== Yapılacak iş ==
Aşağıdaki satırları en baştan başlayıp "- percent scale right: [495, 400, 508, 427]" geçen satıra kadar, bu satır da dahil, hiçbir şeyi değiştirmeden tekrar yaz.

== Verilen satırlar ==

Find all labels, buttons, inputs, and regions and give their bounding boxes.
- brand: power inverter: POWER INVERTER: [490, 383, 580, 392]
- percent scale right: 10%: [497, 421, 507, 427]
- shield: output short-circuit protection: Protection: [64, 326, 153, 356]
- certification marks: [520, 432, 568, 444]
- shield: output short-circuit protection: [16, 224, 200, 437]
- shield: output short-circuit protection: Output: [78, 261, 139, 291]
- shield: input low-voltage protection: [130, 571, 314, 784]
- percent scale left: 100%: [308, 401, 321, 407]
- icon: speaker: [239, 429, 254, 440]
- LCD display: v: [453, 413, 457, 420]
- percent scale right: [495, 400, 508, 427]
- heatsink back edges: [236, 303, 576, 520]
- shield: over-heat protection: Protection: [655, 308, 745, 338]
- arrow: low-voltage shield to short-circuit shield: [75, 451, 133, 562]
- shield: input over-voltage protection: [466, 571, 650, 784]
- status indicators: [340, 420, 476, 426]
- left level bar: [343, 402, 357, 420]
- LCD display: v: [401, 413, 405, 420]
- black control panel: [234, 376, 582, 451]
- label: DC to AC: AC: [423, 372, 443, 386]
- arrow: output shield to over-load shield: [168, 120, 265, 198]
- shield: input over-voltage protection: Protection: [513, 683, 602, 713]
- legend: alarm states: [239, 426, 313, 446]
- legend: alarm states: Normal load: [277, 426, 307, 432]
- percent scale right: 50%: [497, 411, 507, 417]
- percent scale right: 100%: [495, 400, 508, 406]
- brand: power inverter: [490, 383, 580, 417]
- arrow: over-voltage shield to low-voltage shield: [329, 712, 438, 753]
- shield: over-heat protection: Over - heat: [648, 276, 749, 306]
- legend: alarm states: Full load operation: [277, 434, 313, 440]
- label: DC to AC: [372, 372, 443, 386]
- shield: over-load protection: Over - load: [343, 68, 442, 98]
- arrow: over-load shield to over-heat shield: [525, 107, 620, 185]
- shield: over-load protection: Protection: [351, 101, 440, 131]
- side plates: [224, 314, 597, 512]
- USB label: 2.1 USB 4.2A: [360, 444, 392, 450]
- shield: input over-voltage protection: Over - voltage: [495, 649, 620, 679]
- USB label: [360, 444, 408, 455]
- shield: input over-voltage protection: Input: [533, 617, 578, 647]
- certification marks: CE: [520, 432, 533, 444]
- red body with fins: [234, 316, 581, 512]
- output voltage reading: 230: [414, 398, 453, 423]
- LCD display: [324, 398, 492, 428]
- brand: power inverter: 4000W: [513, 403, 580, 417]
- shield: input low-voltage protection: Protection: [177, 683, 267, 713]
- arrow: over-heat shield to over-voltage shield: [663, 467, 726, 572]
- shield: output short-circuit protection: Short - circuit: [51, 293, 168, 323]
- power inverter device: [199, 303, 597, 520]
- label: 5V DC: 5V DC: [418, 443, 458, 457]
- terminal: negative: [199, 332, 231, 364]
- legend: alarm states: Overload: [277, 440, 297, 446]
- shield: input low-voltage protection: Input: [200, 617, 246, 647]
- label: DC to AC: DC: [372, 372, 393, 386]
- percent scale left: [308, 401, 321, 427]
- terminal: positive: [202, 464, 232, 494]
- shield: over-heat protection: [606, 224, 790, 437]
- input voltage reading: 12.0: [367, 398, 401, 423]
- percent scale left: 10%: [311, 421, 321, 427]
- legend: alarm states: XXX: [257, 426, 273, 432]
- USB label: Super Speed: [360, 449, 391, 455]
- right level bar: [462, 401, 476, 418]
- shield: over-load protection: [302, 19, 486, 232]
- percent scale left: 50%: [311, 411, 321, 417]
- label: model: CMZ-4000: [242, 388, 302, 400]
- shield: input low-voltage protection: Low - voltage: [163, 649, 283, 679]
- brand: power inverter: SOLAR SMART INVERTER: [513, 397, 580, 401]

== Alıştırmanın cevabı ==
Find all labels, buttons, inputs, and regions and give their bounding boxes.
- brand: power inverter: POWER INVERTER: [490, 383, 580, 392]
- percent scale right: 10%: [497, 421, 507, 427]
- shield: output short-circuit protection: Protection: [64, 326, 153, 356]
- certification marks: [520, 432, 568, 444]
- shield: output short-circuit protection: [16, 224, 200, 437]
- shield: output short-circuit protection: Output: [78, 261, 139, 291]
- shield: input low-voltage protection: [130, 571, 314, 784]
- percent scale left: 100%: [308, 401, 321, 407]
- icon: speaker: [239, 429, 254, 440]
- LCD display: v: [453, 413, 457, 420]
- percent scale right: [495, 400, 508, 427]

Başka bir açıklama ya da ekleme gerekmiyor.